■ **Work required**: Copy out every record below, word for word.

■ **Material for this exercise**:
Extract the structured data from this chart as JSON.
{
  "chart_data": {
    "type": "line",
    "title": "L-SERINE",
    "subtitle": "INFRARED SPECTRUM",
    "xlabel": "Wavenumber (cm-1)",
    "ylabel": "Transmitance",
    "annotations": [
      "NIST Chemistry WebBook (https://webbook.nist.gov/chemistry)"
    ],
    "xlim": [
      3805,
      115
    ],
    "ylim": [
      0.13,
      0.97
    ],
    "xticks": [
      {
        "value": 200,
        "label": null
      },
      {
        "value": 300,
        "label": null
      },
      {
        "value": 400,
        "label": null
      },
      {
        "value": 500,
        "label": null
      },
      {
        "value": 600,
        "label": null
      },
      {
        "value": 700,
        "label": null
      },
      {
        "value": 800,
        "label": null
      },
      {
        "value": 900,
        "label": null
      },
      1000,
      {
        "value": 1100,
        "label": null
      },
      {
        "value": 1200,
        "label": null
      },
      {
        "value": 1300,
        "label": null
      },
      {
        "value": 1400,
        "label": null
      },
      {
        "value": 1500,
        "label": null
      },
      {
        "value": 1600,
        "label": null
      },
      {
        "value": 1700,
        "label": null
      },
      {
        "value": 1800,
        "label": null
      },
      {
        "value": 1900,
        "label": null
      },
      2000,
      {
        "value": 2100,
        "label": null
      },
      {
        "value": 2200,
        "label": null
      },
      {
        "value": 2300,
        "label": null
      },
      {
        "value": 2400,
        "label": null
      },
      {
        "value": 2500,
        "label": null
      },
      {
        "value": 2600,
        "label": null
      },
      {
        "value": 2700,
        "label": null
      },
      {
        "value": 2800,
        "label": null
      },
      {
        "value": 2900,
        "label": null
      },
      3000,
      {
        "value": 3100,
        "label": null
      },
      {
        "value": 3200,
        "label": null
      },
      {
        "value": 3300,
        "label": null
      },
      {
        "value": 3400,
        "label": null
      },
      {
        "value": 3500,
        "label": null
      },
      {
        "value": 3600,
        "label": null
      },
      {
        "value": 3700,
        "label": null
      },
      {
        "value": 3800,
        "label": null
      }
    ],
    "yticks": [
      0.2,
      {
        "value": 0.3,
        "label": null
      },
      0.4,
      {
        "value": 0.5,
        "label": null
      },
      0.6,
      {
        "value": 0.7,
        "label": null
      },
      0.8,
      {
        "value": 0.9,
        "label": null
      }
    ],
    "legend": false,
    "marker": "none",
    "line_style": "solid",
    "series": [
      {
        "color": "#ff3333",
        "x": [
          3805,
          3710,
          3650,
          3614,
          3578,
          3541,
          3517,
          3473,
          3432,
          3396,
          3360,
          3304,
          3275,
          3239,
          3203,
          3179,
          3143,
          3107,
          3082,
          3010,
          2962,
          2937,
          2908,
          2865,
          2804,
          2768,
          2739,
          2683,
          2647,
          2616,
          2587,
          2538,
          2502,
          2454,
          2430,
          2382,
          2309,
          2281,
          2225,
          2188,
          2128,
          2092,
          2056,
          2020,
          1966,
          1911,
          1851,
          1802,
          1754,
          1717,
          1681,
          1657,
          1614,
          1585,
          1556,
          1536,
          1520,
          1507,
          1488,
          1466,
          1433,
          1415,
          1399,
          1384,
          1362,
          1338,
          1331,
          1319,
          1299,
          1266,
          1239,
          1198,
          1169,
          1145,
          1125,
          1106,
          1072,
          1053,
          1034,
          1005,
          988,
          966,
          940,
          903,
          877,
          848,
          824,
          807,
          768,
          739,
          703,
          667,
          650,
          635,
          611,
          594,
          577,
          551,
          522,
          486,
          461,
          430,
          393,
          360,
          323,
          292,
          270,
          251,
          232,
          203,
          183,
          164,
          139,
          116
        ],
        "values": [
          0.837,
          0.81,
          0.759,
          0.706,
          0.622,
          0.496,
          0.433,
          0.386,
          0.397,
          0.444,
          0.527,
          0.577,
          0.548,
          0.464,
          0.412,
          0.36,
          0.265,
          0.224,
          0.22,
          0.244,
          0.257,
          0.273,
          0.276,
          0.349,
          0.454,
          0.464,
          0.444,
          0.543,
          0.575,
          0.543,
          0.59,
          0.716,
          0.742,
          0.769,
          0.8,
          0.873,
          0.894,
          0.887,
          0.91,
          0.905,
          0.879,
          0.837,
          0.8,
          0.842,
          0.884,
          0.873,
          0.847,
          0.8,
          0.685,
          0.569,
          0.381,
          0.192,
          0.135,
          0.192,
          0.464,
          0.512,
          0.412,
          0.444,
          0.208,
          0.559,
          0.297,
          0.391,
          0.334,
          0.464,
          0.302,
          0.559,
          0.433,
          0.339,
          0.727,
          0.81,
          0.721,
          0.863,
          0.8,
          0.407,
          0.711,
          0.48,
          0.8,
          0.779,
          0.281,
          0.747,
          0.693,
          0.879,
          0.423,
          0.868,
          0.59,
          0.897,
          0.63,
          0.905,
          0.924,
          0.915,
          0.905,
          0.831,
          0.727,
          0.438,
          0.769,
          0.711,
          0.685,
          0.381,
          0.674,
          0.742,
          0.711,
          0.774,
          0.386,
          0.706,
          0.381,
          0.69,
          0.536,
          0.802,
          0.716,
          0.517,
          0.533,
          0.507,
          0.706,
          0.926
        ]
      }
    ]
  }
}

■ **Final result**:
Extract the structured data from this chart as JSON.
{
  "chart_data": {
    "type": "line",
    "title": "L-SERINE",
    "subtitle": "INFRARED SPECTRUM",
    "xlabel": "Wavenumber (cm-1)",
    "ylabel": "Transmitance",
    "annotations": [
      "NIST Chemistry WebBook (https://webbook.nist.gov/chemistry)"
    ],
    "xlim": [
      3805,
      115
    ],
    "ylim": [
      0.13,
      0.97
    ],
    "xticks": [
      {
        "value": 200,
        "label": null
      },
      {
        "value": 300,
        "label": null
      },
      {
        "value": 400,
        "label": null
      },
      {
        "value": 500,
        "label": null
      },
      {
        "value": 600,
        "label": null
      },
      {
        "value": 700,
        "label": null
      },
      {
        "value": 800,
        "label": null
      },
      {
        "value": 900,
        "label": null
      },
      1000,
      {
        "value": 1100,
        "label": null
      },
      {
        "value": 1200,
        "label": null
      },
      {
        "value": 1300,
        "label": null
      },
      {
        "value": 1400,
        "label": null
      },
      {
        "value": 1500,
        "label": null
      },
      {
        "value": 1600,
        "label": null
      },
      {
        "value": 1700,
        "label": null
      },
      {
        "value": 1800,
        "label": null
      },
      {
        "value": 1900,
        "label": null
      },
      2000,
      {
        "value": 2100,
        "label": null
      },
      {
        "value": 2200,
        "label": null
      },
      {
        "value": 2300,
        "label": null
      },
      {
        "value": 2400,
        "label": null
      },
      {
        "value": 2500,
        "label": null
      },
      {
        "value": 2600,
        "label": null
      },
      {
        "value": 2700,
        "label": null
      },
      {
        "value": 2800,
        "label": null
      },
      {
        "value": 2900,
        "label": null
      },
      3000,
      {
        "value": 3100,
        "label": null
      },
      {
        "value": 3200,
        "label": null
      },
      {
        "value": 3300,
        "label": null
      },
      {
        "value": 3400,
        "label": null
      },
      {
        "value": 3500,
        "label": null
      },
      {
        "value": 3600,
        "label": null
      },
      {
        "value": 3700,
        "label": null
      },
      {
        "value": 3800,
        "label": null
      }
    ],
    "yticks": [
      0.2,
      {
        "value": 0.3,
        "label": null
      },
      0.4,
      {
        "value": 0.5,
        "label": null
      },
      0.6,
      {
        "value": 0.7,
        "label": null
      },
      0.8,
      {
        "value": 0.9,
        "label": null
      }
    ],
    "legend": false,
    "marker": "none",
    "line_style": "solid",
    "series": [
      {
        "color": "#ff3333",
        "x": [
          3805,
          3710,
          3650,
          3614,
          3578,
          3541,
          3517,
          3473,
          3432,
          3396,
          3360,
          3304,
          3275,
          3239,
          3203,
          3179,
          3143,
          3107,
          3082,
          3010,
          2962,
          2937,
          2908,
          2865,
          2804,
          2768,
          2739,
          2683,
          2647,
          2616,
          2587,
          2538,
          2502,
          2454,
          2430,
          2382,
          2309,
          2281,
          2225,
          2188,
          2128,
          2092,
          2056,
          2020,
          1966,
          1911,
          1851,
          1802,
          1754,
          1717,
          1681,
          1657,
          1614,
          1585,
          1556,
          1536,
          1520,
          1507,
          1488,
          1466,
          1433,
          1415,
          1399,
          1384,
          1362,
          1338,
          1331,
          1319,
          1299,
          1266,
          1239,
          1198,
          1169,
          1145,
          1125,
          1106,
          1072,
          1053,
          1034,
          1005,
          988,
          966,
          940,
          903,
          877,
          848,
          824,
          807,
          768,
          739,
          703,
          667,
          650,
          635,
          611,
          594,
          577,
          551,
          522,
          486,
          461,
          430,
          393,
          360,
          323,
          292,
          270,
          251,
          232,
          203,
          183,
          164,
          139,
          116
        ],
        "values": [
          0.837,
          0.81,
          0.759,
          0.706,
          0.622,
          0.496,
          0.433,
          0.386,
          0.397,
          0.444,
          0.527,
          0.577,
          0.548,
          0.464,
          0.412,
          0.36,
          0.265,
          0.224,
          0.22,
          0.244,
          0.257,
          0.273,
          0.276,
          0.349,
          0.454,
          0.464,
          0.444,
          0.543,
          0.575,
          0.543,
          0.59,
          0.716,
          0.742,
          0.769,
          0.8,
          0.873,
          0.894,
          0.887,
          0.91,
          0.905,
          0.879,
          0.837,
          0.8,
          0.842,
          0.884,
          0.873,
          0.847,
          0.8,
          0.685,
          0.569,
          0.381,
          0.192,
          0.135,
          0.192,
          0.464,
          0.512,
          0.412,
          0.444,
          0.208,
          0.559,
          0.297,
          0.391,
          0.334,
          0.464,
          0.302,
          0.559,
          0.433,
          0.339,
          0.727,
          0.81,
          0.721,
          0.863,
          0.8,
          0.407,
          0.711,
          0.48,
          0.8,
          0.779,
          0.281,
          0.747,
          0.693,
          0.879,
          0.423,
          0.868,
          0.59,
          0.897,
          0.63,
          0.905,
          0.924,
          0.915,
          0.905,
          0.831,
          0.727,
          0.438,
          0.769,
          0.711,
          0.685,
          0.381,
          0.674,
          0.742,
          0.711,
          0.774,
          0.386,
          0.706,
          0.381,
          0.69,
          0.536,
          0.802,
          0.716,
          0.517,
          0.533,
          0.507,
          0.706,
          0.926
        ]
      }
    ]
  }
}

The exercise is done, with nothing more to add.